Exercise description:
In full and without alteration, repeat the material.

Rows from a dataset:
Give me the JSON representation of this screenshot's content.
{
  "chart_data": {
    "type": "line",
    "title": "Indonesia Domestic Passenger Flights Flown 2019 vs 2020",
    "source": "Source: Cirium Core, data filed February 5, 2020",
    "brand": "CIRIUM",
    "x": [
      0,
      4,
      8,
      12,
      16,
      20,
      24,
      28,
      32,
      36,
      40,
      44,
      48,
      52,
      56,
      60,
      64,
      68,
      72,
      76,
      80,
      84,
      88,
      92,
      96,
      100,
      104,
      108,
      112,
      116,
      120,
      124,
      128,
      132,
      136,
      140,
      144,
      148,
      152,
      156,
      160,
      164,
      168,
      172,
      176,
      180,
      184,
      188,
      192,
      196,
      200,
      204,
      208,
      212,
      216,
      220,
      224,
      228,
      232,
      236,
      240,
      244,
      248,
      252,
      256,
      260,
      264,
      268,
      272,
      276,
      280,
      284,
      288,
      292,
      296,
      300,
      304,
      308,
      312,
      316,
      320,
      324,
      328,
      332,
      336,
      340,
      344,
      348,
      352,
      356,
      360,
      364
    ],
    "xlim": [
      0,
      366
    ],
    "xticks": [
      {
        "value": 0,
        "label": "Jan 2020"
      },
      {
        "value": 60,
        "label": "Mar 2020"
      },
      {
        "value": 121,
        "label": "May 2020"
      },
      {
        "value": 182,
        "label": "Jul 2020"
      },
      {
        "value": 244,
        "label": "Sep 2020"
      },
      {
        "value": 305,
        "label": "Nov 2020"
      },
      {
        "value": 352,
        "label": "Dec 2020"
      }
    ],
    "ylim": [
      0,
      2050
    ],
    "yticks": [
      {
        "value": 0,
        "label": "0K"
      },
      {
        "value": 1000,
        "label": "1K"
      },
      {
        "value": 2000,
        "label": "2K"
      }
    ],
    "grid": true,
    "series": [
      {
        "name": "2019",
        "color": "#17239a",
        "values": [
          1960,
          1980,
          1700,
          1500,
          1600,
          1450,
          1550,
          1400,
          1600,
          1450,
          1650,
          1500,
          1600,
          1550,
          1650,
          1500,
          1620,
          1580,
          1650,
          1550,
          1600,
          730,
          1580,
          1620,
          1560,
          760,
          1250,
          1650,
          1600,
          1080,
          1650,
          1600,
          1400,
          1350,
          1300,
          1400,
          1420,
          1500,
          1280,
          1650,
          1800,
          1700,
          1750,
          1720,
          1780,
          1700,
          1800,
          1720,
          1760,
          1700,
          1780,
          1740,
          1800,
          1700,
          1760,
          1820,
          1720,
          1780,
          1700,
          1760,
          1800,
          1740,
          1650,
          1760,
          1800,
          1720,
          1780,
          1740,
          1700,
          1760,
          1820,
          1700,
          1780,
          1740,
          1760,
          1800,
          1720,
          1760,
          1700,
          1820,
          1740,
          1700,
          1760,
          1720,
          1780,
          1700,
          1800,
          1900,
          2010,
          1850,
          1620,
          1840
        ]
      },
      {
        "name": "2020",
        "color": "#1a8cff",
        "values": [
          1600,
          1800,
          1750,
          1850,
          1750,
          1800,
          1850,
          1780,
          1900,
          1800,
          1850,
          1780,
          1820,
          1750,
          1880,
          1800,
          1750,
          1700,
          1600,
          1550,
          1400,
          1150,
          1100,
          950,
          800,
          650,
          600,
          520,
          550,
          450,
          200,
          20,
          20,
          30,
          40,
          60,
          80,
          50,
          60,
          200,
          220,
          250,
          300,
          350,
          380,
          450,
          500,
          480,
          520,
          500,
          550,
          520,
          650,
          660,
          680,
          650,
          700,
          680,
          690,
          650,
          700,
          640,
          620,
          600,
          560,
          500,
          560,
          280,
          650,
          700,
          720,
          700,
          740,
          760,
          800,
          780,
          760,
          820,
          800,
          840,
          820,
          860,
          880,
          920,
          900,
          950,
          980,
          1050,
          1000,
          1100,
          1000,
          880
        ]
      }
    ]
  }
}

Answer to this task:
Give me the JSON representation of this screenshot's content.
{
  "chart_data": {
    "type": "line",
    "title": "Indonesia Domestic Passenger Flights Flown 2019 vs 2020",
    "source": "Source: Cirium Core, data filed February 5, 2020",
    "brand": "CIRIUM",
    "x": [
      0,
      4,
      8,
      12,
      16,
      20,
      24,
      28,
      32,
      36,
      40,
      44,
      48,
      52,
      56,
      60,
      64,
      68,
      72,
      76,
      80,
      84,
      88,
      92,
      96,
      100,
      104,
      108,
      112,
      116,
      120,
      124,
      128,
      132,
      136,
      140,
      144,
      148,
      152,
      156,
      160,
      164,
      168,
      172,
      176,
      180,
      184,
      188,
      192,
      196,
      200,
      204,
      208,
      212,
      216,
      220,
      224,
      228,
      232,
      236,
      240,
      244,
      248,
      252,
      256,
      260,
      264,
      268,
      272,
      276,
      280,
      284,
      288,
      292,
      296,
      300,
      304,
      308,
      312,
      316,
      320,
      324,
      328,
      332,
      336,
      340,
      344,
      348,
      352,
      356,
      360,
      364
    ],
    "xlim": [
      0,
      366
    ],
    "xticks": [
      {
        "value": 0,
        "label": "Jan 2020"
      },
      {
        "value": 60,
        "label": "Mar 2020"
      },
      {
        "value": 121,
        "label": "May 2020"
      },
      {
        "value": 182,
        "label": "Jul 2020"
      },
      {
        "value": 244,
        "label": "Sep 2020"
      },
      {
        "value": 305,
        "label": "Nov 2020"
      },
      {
        "value": 352,
        "label": "Dec 2020"
      }
    ],
    "ylim": [
      0,
      2050
    ],
    "yticks": [
      {
        "value": 0,
        "label": "0K"
      },
      {
        "value": 1000,
        "label": "1K"
      },
      {
        "value": 2000,
        "label": "2K"
      }
    ],
    "grid": true,
    "series": [
      {
        "name": "2019",
        "color": "#17239a",
        "values": [
          1960,
          1980,
          1700,
          1500,
          1600,
          1450,
          1550,
          1400,
          1600,
          1450,
          1650,
          1500,
          1600,
          1550,
          1650,
          1500,
          1620,
          1580,
          1650,
          1550,
          1600,
          730,
          1580,
          1620,
          1560,
          760,
          1250,
          1650,
          1600,
          1080,
          1650,
          1600,
          1400,
          1350,
          1300,
          1400,
          1420,
          1500,
          1280,
          1650,
          1800,
          1700,
          1750,
          1720,
          1780,
          1700,
          1800,
          1720,
          1760,
          1700,
          1780,
          1740,
          1800,
          1700,
          1760,
          1820,
          1720,
          1780,
          1700,
          1760,
          1800,
          1740,
          1650,
          1760,
          1800,
          1720,
          1780,
          1740,
          1700,
          1760,
          1820,
          1700,
          1780,
          1740,
          1760,
          1800,
          1720,
          1760,
          1700,
          1820,
          1740,
          1700,
          1760,
          1720,
          1780,
          1700,
          1800,
          1900,
          2010,
          1850,
          1620,
          1840
        ]
      },
      {
        "name": "2020",
        "color": "#1a8cff",
        "values": [
          1600,
          1800,
          1750,
          1850,
          1750,
          1800,
          1850,
          1780,
          1900,
          1800,
          1850,
          1780,
          1820,
          1750,
          1880,
          1800,
          1750,
          1700,
          1600,
          1550,
          1400,
          1150,
          1100,
          950,
          800,
          650,
          600,
          520,
          550,
          450,
          200,
          20,
          20,
          30,
          40,
          60,
          80,
          50,
          60,
          200,
          220,
          250,
          300,
          350,
          380,
          450,
          500,
          480,
          520,
          500,
          550,
          520,
          650,
          660,
          680,
          650,
          700,
          680,
          690,
          650,
          700,
          640,
          620,
          600,
          560,
          500,
          560,
          280,
          650,
          700,
          720,
          700,
          740,
          760,
          800,
          780,
          760,
          820,
          800,
          840,
          820,
          860,
          880,
          920,
          900,
          950,
          980,
          1050,
          1000,
          1100,
          1000,
          880
        ]
      }
    ]
  }
}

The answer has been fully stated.